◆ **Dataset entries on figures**
● ● ●
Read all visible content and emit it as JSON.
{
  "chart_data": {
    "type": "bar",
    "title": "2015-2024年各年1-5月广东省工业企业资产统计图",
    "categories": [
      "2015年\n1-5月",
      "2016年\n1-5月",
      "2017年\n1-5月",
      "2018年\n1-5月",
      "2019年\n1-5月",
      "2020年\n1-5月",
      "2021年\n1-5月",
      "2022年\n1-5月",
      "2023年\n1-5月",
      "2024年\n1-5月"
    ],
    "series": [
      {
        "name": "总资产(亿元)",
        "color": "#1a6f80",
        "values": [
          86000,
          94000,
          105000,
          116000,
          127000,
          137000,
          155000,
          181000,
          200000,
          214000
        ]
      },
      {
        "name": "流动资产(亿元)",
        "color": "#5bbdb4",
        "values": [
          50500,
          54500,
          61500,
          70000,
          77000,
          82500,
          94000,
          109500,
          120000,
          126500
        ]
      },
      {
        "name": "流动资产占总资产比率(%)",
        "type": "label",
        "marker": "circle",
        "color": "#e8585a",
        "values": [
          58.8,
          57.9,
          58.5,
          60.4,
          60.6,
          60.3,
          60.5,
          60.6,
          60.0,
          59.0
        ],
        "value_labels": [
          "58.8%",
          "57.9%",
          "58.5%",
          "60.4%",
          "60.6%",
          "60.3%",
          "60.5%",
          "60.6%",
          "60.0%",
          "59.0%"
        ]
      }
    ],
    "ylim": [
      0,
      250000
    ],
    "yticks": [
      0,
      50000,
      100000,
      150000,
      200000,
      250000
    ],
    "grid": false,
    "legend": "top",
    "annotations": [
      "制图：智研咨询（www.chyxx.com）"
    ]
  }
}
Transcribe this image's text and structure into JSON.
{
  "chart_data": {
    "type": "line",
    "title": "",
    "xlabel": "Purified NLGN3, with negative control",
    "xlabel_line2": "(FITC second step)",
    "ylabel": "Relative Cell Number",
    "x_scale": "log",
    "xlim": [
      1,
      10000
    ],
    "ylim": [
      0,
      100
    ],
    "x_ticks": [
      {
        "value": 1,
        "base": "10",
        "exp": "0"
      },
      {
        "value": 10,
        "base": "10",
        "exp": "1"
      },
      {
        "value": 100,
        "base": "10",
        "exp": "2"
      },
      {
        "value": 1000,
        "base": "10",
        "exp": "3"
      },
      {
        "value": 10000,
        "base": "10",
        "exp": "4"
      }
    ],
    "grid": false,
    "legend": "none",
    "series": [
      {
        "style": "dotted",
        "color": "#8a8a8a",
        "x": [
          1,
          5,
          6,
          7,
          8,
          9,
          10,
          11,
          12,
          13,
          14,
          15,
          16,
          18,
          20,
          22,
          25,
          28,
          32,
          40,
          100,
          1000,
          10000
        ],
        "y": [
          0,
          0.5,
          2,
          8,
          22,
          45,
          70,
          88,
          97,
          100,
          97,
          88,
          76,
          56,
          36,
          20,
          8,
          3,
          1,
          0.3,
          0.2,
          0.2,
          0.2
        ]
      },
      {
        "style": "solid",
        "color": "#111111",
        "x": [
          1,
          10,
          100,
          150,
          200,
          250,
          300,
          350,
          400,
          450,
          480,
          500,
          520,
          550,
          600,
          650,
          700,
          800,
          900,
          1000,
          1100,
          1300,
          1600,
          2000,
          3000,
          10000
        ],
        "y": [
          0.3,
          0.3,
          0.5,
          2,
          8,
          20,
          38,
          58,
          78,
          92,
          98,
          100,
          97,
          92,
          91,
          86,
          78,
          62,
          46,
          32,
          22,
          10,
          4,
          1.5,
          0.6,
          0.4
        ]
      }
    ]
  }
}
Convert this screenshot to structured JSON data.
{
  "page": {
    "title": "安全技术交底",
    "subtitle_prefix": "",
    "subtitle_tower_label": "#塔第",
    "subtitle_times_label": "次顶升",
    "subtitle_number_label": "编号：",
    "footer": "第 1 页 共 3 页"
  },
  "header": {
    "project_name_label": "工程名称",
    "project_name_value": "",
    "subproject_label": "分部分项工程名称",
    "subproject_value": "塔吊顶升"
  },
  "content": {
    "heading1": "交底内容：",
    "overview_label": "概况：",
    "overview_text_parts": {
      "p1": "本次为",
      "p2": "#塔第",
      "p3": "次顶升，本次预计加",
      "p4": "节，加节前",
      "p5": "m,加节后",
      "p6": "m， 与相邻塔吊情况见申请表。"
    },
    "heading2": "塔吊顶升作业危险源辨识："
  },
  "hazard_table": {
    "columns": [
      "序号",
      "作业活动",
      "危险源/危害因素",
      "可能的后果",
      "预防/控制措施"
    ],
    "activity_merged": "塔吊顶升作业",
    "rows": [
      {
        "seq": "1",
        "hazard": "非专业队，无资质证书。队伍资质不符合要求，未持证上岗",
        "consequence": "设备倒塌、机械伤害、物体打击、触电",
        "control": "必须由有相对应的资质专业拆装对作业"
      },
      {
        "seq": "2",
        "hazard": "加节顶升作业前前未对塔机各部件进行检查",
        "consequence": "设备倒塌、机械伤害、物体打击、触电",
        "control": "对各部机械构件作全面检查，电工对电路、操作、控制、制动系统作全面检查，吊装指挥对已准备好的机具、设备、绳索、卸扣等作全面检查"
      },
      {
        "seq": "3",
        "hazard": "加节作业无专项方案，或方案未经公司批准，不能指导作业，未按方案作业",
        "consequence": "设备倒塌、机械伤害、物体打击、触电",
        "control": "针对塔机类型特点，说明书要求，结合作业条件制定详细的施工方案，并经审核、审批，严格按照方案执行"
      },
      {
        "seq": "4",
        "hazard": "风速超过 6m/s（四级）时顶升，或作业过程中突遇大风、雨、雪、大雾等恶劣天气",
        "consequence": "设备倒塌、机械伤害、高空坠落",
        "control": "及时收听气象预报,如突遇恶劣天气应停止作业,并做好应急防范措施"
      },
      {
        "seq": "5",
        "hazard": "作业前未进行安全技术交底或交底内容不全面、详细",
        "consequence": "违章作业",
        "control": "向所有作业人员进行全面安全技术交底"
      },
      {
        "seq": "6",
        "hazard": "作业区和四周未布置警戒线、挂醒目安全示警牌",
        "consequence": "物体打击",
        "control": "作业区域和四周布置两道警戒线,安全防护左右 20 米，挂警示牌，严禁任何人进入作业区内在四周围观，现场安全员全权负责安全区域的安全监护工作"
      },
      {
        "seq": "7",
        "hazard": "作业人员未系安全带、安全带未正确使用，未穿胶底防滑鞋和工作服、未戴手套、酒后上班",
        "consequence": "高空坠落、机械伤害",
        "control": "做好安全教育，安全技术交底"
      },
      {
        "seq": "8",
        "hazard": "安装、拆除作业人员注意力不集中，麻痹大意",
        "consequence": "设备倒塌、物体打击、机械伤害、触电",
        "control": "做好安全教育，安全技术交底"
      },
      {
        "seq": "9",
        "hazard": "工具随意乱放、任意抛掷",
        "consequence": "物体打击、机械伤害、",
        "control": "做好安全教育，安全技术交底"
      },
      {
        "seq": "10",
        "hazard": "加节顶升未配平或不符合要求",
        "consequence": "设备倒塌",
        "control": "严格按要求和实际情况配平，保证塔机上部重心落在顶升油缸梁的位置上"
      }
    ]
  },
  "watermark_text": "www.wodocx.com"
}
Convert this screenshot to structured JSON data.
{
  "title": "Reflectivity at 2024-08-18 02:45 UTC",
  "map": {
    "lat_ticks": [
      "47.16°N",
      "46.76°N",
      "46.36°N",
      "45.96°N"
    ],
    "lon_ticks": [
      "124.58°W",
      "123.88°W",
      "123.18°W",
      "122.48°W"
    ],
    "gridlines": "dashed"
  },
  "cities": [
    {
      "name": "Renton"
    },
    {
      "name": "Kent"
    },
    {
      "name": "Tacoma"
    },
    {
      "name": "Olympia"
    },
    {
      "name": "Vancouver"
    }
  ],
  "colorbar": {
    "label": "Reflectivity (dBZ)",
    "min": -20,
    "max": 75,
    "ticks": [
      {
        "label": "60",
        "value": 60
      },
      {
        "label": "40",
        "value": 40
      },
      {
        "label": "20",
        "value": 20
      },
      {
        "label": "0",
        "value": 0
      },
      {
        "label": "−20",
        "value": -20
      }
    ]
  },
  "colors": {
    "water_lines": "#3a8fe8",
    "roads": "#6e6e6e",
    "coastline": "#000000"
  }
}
● ● ●
◆ **INSTRUCTIONS TO FOLLOW**
Select all lines with the word "Reflectivity" from the entries above.

◆ **RESPONSE FOR THIS EXERCISE**
  "title": "Reflectivity at 2024-08-18 02:45 UTC",
    "label": "Reflectivity (dBZ)",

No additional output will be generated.